__GOAL__
Copy everything in the yeshivah passage from "After pondering the" down to "the winter semester.", substituting "supervisors" for "mashgichim".

__PASSAGE TO READ__
Now it once happened that a prospective student arrived at the yeshivah — an intelligent and erudite young man — and the board of examiners accepted him willingly. At the beginning of each academic year a list of all the newly-accepted students was always drawn up. As the executive director of the yeshivah75 I would present this list to my father, together with a comment on each student by the board of examiners, as well as by other confidential advisors.
My father interested himself in every single student, but in particular in this young man, whose talents showed promise. There was only one problem: the confidential comment pointed out a certain lack of refinement in the young man’s character, and this coarseness was reflected in his features.
After pondering the report at length, and rereading it, my father said: “We should accept him, but we’ll have to take him well in hand.”
As soon as the list of students was approved, at about the middle of Cheshvan,76 I structured a particularly demanding program for this young man. This I entrusted to the two mashgichim, one of whom was responsible for supervising the study of nigleh and the other for the study of Chassidus, with the request that they observe him with a close eye. And this is what happened throughout the winter semester.
13. Perspiring for a mitzvah
On Rosh Chodesh Teves that year my father left for abroad. When it was around Rosh Chodesh Adar77 and time to begin sorting the wheat to be used in baking, I received a letter from my father instructing me to entrust all the hard work in the preparation of the shemurah to that young man, and to write back, reporting how he performed his tasks. My father was not due to return to Lubavitch that year until several days before Pesach.
I obeyed my instructions religiously…..78 All the heaviest tasks were imposed on this student — sorting the wheat, setting up the handmill, grinding — to the point that for two solid weeks, day and night, I gave him not a moment’s rest. However, this was all organized in such a way that he would not detect that all his exertion came as the result of any particular directive.
In fact it was universally true of the students of the Tomchei Temimim Yeshivah in Lubavitch that they did not ask Why?, but willingly did what they were asked to do.
The yeshivah was built on four foundations: truth, love, loyalty and devotedness. The yeshivah regarded each of its students as its child. The brotherly love among the students was remarkable, and the loyalty and devotedness of the students to those who headed the yeshivah, and vice versa, was felt in the fullest sense of those words. And, indeed, only such norms of conduct could have yielded such students (May G‑d bless them!) as did the Tomchei Temimim Yeshivah.
The time came for the baking of shemurah, and of matzah for the whole household. Now too, though all of the students participated, I loaded this young man with the heaviest work. At this point my father arrived, and in addition to the reports that I had written him he made detailed inquiries about this young man’s progress.

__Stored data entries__
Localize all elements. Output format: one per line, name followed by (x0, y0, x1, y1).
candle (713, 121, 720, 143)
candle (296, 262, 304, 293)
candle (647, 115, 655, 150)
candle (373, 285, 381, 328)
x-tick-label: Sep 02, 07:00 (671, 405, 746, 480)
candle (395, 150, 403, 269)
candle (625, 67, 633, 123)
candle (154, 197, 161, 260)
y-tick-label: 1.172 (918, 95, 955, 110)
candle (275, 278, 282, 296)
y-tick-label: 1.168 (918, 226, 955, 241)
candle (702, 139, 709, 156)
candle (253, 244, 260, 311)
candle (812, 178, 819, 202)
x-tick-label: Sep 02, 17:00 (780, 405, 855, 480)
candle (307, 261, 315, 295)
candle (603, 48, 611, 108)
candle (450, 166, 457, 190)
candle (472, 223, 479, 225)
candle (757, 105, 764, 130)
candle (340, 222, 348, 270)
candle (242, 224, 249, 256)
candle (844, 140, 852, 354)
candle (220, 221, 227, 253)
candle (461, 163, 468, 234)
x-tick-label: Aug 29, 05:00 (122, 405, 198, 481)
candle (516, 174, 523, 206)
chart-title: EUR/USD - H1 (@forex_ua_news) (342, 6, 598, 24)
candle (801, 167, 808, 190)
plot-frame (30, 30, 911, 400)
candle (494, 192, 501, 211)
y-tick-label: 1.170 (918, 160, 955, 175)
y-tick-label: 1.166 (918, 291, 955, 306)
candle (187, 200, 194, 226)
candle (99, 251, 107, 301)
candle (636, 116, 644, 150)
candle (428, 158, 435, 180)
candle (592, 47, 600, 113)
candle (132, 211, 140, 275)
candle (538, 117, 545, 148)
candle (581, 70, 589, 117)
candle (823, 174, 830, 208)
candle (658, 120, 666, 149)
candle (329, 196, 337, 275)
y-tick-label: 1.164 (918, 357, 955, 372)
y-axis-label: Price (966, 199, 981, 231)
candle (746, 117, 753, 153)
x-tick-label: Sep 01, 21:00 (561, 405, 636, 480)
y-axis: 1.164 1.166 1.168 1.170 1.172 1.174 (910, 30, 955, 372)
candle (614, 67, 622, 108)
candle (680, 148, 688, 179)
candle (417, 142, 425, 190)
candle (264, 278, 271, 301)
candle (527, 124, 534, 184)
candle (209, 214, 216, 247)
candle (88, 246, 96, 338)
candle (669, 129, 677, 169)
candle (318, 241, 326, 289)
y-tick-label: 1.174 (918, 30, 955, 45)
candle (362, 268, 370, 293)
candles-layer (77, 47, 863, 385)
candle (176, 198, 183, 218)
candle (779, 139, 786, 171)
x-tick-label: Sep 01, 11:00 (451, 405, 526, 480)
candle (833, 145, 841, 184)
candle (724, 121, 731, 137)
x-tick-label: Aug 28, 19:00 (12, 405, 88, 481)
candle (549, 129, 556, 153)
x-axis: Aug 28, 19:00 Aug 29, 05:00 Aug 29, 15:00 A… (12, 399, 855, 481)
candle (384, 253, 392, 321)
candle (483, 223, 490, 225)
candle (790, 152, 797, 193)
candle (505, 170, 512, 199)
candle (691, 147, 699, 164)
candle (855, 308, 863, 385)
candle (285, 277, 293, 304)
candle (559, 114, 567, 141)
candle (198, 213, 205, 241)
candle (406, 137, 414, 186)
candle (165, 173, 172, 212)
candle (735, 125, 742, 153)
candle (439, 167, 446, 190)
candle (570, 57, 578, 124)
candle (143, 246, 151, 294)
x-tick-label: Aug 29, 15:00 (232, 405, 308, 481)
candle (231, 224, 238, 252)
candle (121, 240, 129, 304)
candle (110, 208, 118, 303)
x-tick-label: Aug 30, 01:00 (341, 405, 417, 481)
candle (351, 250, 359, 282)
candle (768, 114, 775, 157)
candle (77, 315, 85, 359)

__OUTPUT FOR THIS EXERCISE__
After pondering the report at length, and rereading it, my father said: “We should accept him, but we’ll have to take him well in hand.”
As soon as the list of students was approved, at about the middle of Cheshvan,76 I structured a particularly demanding program for this young man. This I entrusted to the two supervisors, one of whom was responsible for supervising the study of nigleh and the other for the study of Chassidus, with the request that they observe him with a close eye. And this is what happened throughout the winter semester.